MATERIAL PROVIDED =
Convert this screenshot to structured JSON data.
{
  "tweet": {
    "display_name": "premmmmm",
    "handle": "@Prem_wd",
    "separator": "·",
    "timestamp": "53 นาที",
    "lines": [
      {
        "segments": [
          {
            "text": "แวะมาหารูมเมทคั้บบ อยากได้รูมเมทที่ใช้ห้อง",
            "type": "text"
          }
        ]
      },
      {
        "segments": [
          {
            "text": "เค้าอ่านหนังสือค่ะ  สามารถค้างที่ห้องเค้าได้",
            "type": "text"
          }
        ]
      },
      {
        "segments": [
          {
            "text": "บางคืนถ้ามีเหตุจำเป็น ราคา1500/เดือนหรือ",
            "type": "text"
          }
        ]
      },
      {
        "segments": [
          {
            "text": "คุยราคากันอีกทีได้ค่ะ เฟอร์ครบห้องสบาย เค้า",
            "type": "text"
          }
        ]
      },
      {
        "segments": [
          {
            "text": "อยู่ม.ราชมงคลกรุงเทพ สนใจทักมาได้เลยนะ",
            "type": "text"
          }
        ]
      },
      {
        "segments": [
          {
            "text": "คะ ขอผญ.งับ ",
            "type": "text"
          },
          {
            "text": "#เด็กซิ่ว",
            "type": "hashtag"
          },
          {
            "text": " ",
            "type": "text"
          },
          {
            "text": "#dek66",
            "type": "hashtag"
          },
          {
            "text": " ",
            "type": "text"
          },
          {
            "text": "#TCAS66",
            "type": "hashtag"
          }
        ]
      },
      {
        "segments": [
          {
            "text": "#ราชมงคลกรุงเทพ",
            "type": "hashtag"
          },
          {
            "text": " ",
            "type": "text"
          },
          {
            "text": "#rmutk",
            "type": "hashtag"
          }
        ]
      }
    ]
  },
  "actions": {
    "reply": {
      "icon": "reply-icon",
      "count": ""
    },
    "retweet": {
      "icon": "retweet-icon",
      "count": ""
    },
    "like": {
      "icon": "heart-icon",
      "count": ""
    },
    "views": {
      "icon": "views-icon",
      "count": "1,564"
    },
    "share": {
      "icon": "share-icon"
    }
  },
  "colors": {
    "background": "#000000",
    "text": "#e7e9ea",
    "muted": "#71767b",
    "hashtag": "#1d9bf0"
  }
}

REQUIREMENTS = Identify the lines in the entries above that contain "icon", then copy them out.

WRITTEN SOLUTION =
      "icon": "reply-icon",
      "icon": "retweet-icon",
      "icon": "heart-icon",
      "icon": "views-icon",
      "icon": "share-icon"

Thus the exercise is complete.